(Data items)
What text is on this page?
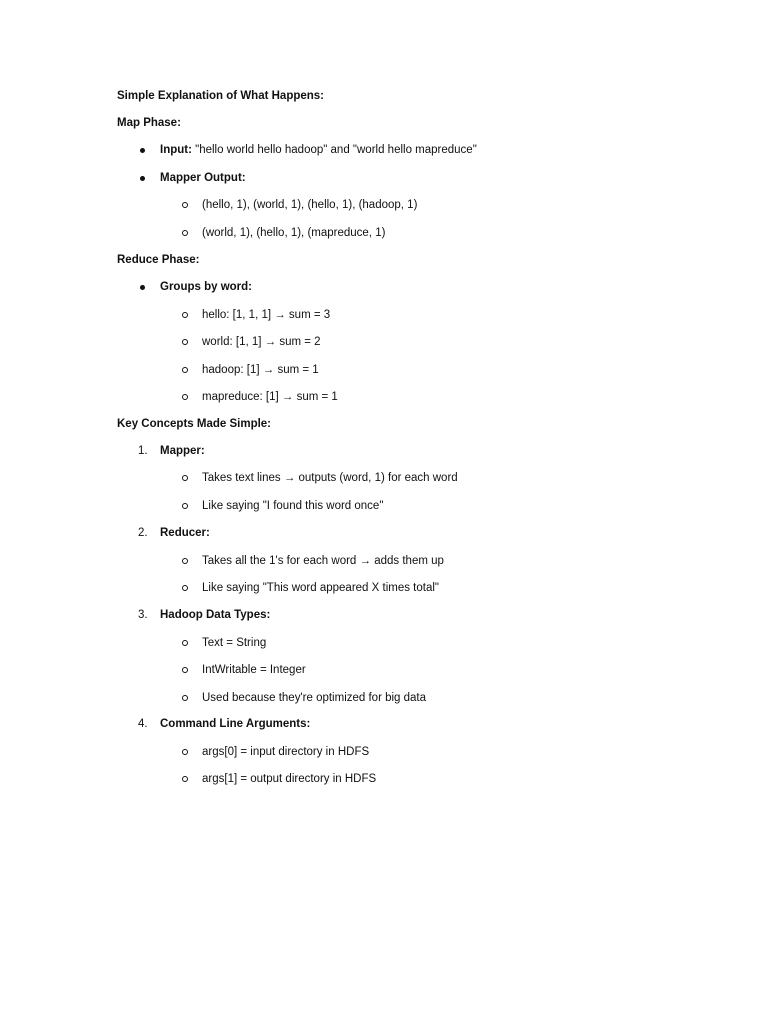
Simple Explanation of What Happens:
Map Phase:
Input: "hello world hello hadoop" and "world hello mapreduce"
Mapper Output:
(hello, 1), (world, 1), (hello, 1), (hadoop, 1)
(world, 1), (hello, 1), (mapreduce, 1)
Reduce Phase:
Groups by word:
hello: [1, 1, 1] → sum = 3
world: [1, 1] → sum = 2
hadoop: [1] → sum = 1
mapreduce: [1] → sum = 1
Key Concepts Made Simple:
1. Mapper:
Takes text lines → outputs (word, 1) for each word
Like saying "I found this word once"
2. Reducer:
Takes all the 1's for each word → adds them up
Like saying "This word appeared X times total"
3. Hadoop Data Types:
Text = String
IntWritable = Integer
Used because they're optimized for big data
4. Command Line Arguments:
args[0] = input directory in HDFS
args[1] = output directory in HDFS
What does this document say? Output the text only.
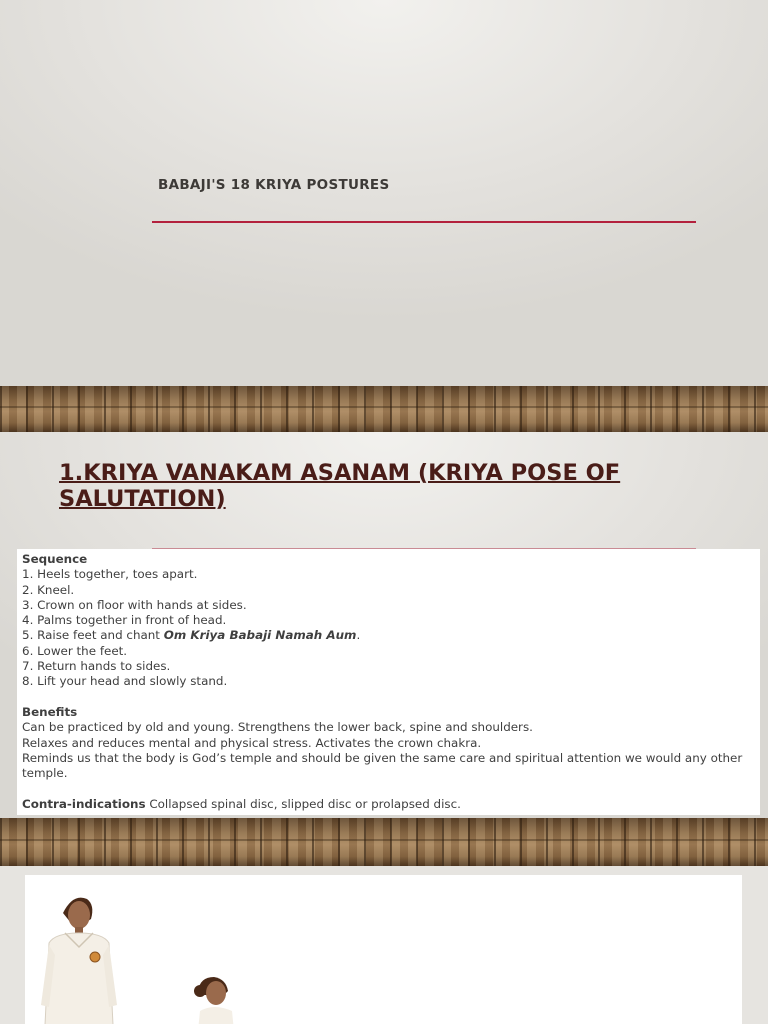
BABAJI'S 18 KRIYA POSTURES
1.KRIYA VANAKAM ASANAM (KRIYA POSE OF SALUTATION)

Sequence

1. Heels together, toes apart.

2. Kneel.

3. Crown on floor with hands at sides.

4. Palms together in front of head.

5. Raise feet and chant Om Kriya Babaji Namah Aum.

6. Lower the feet.

7. Return hands to sides.

8. Lift your head and slowly stand.

Benefits

Can be practiced by old and young. Strengthens the lower back, spine and shoulders.

Relaxes and reduces mental and physical stress. Activates the crown chakra.

Reminds us that the body is God’s temple and should be given the same care and spiritual attention we would any other temple.

Contra-indications Collapsed spinal disc, slipped disc or prolapsed disc.
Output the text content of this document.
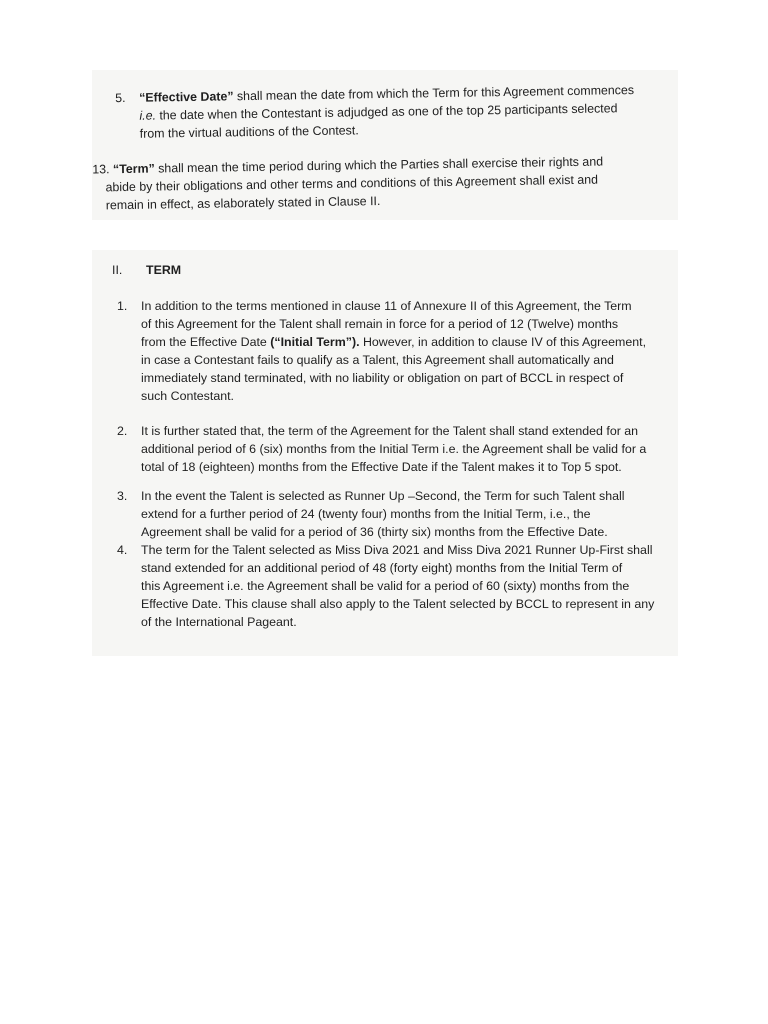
5. “Effective Date” shall mean the date from which the Term for this Agreement commences
i.e. the date when the Contestant is adjudged as one of the top 25 participants selected
from the virtual auditions of the Contest.
13. “Term” shall mean the time period during which the Parties shall exercise their rights and
abide by their obligations and other terms and conditions of this Agreement shall exist and
remain in effect, as elaborately stated in Clause II.
II. TERM
1. In addition to the terms mentioned in clause 11 of Annexure II of this Agreement, the Term
of this Agreement for the Talent shall remain in force for a period of 12 (Twelve) months
from the Effective Date (“Initial Term”). However, in addition to clause IV of this Agreement,
in case a Contestant fails to qualify as a Talent, this Agreement shall automatically and
immediately stand terminated, with no liability or obligation on part of BCCL in respect of
such Contestant.
2. It is further stated that, the term of the Agreement for the Talent shall stand extended for an
additional period of 6 (six) months from the Initial Term i.e. the Agreement shall be valid for a
total of 18 (eighteen) months from the Effective Date if the Talent makes it to Top 5 spot.
3. In the event the Talent is selected as Runner Up –Second, the Term for such Talent shall
extend for a further period of 24 (twenty four) months from the Initial Term, i.e., the
Agreement shall be valid for a period of 36 (thirty six) months from the Effective Date.
4. The term for the Talent selected as Miss Diva 2021 and Miss Diva 2021 Runner Up-First shall
stand extended for an additional period of 48 (forty eight) months from the Initial Term of
this Agreement i.e. the Agreement shall be valid for a period of 60 (sixty) months from the
Effective Date. This clause shall also apply to the Talent selected by BCCL to represent in any
of the International Pageant.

## [Set problem]
None of the pictures should appear; repeat the records exactly otherwise.

## [Output of the exercise]
What text is on this page?
Simple Explanation of What Happens:
Map Phase:
Input: "hello world hello hadoop" and "world hello mapreduce"
Mapper Output:
(hello, 1), (world, 1), (hello, 1), (hadoop, 1)
(world, 1), (hello, 1), (mapreduce, 1)
Reduce Phase:
Groups by word:
hello: [1, 1, 1] → sum = 3
world: [1, 1] → sum = 2
hadoop: [1] → sum = 1
mapreduce: [1] → sum = 1
Key Concepts Made Simple:
1. Mapper:
Takes text lines → outputs (word, 1) for each word
Like saying "I found this word once"
2. Reducer:
Takes all the 1's for each word → adds them up
Like saying "This word appeared X times total"
3. Hadoop Data Types:
Text = String
IntWritable = Integer
Used because they're optimized for big data
4. Command Line Arguments:
args[0] = input directory in HDFS
args[1] = output directory in HDFS
What does this document say? Output the text only.
BABAJI'S 18 KRIYA POSTURES
1.KRIYA VANAKAM ASANAM (KRIYA POSE OF SALUTATION)

Sequence

1. Heels together, toes apart.

2. Kneel.

3. Crown on floor with hands at sides.

4. Palms together in front of head.

5. Raise feet and chant Om Kriya Babaji Namah Aum.

6. Lower the feet.

7. Return hands to sides.

8. Lift your head and slowly stand.

Benefits

Can be practiced by old and young. Strengthens the lower back, spine and shoulders.

Relaxes and reduces mental and physical stress. Activates the crown chakra.

Reminds us that the body is God’s temple and should be given the same care and spiritual attention we would any other temple.

Contra-indications Collapsed spinal disc, slipped disc or prolapsed disc.
Output the text content of this document.
5. “Effective Date” shall mean the date from which the Term for this Agreement commences
i.e. the date when the Contestant is adjudged as one of the top 25 participants selected
from the virtual auditions of the Contest.
13. “Term” shall mean the time period during which the Parties shall exercise their rights and
abide by their obligations and other terms and conditions of this Agreement shall exist and
remain in effect, as elaborately stated in Clause II.
II. TERM
1. In addition to the terms mentioned in clause 11 of Annexure II of this Agreement, the Term
of this Agreement for the Talent shall remain in force for a period of 12 (Twelve) months
from the Effective Date (“Initial Term”). However, in addition to clause IV of this Agreement,
in case a Contestant fails to qualify as a Talent, this Agreement shall automatically and
immediately stand terminated, with no liability or obligation on part of BCCL in respect of
such Contestant.
2. It is further stated that, the term of the Agreement for the Talent shall stand extended for an
additional period of 6 (six) months from the Initial Term i.e. the Agreement shall be valid for a
total of 18 (eighteen) months from the Effective Date if the Talent makes it to Top 5 spot.
3. In the event the Talent is selected as Runner Up –Second, the Term for such Talent shall
extend for a further period of 24 (twenty four) months from the Initial Term, i.e., the
Agreement shall be valid for a period of 36 (thirty six) months from the Effective Date.
4. The term for the Talent selected as Miss Diva 2021 and Miss Diva 2021 Runner Up-First shall
stand extended for an additional period of 48 (forty eight) months from the Initial Term of
this Agreement i.e. the Agreement shall be valid for a period of 60 (sixty) months from the
Effective Date. This clause shall also apply to the Talent selected by BCCL to represent in any
of the International Pageant.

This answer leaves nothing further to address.